### Task goal
Take every line from the listing below that includes "Water" and copy it.

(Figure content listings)
___

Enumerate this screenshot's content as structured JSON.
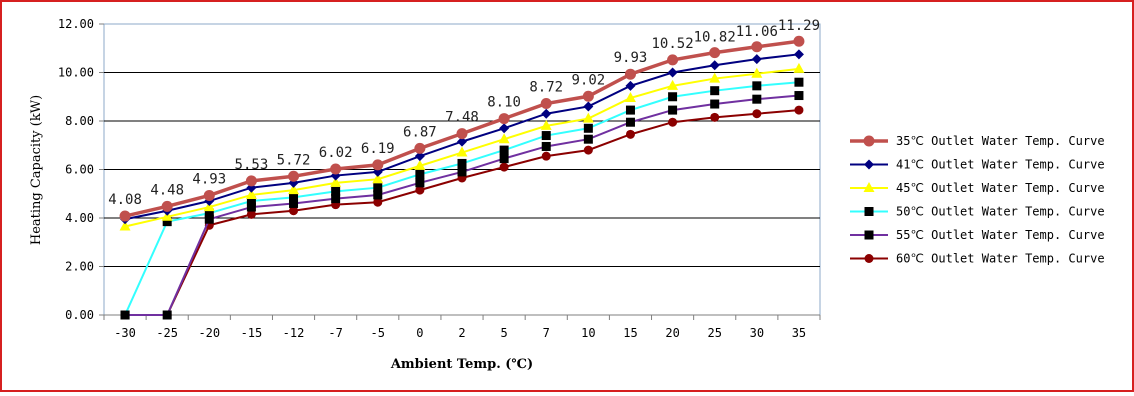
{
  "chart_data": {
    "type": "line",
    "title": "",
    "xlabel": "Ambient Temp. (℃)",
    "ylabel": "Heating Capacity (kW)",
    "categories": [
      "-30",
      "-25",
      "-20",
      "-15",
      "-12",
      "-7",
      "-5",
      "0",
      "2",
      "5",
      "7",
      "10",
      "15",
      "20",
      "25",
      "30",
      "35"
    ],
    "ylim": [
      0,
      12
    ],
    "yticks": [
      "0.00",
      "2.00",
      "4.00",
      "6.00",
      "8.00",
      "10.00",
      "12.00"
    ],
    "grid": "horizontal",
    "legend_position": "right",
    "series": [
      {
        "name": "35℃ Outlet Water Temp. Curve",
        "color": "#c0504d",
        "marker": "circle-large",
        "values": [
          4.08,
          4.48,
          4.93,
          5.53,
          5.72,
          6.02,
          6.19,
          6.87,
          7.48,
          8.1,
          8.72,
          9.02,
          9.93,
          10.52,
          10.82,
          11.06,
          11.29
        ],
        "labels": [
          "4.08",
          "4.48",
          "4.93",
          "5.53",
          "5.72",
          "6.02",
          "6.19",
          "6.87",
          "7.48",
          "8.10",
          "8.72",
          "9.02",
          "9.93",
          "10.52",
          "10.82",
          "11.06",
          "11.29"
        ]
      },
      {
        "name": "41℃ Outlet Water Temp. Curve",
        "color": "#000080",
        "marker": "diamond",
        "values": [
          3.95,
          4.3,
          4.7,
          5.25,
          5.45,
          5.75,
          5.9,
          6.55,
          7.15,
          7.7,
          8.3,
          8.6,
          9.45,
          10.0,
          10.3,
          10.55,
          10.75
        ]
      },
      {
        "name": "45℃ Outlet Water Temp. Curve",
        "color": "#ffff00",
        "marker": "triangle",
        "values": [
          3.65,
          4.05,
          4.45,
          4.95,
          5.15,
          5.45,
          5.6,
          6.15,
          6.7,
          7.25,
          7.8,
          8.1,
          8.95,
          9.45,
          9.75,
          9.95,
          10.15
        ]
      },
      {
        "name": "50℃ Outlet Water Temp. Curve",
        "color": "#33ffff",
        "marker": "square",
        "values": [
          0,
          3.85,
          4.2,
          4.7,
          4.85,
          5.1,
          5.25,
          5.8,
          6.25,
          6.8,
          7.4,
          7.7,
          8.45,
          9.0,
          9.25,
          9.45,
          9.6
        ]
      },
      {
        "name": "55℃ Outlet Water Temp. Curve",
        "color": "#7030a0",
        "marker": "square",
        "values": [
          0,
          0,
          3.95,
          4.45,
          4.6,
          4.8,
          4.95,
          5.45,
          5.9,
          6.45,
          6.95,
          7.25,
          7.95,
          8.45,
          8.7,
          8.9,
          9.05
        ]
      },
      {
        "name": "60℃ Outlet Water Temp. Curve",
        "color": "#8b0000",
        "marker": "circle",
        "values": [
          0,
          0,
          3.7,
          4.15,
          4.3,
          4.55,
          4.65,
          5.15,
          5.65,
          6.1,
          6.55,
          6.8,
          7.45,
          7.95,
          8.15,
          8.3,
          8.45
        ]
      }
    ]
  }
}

___

### Task solution
        "name": "35℃ Outlet Water Temp. Curve",
        "name": "41℃ Outlet Water Temp. Curve",
        "name": "45℃ Outlet Water Temp. Curve",
        "name": "50℃ Outlet Water Temp. Curve",
        "name": "55℃ Outlet Water Temp. Curve",
        "name": "60℃ Outlet Water Temp. Curve",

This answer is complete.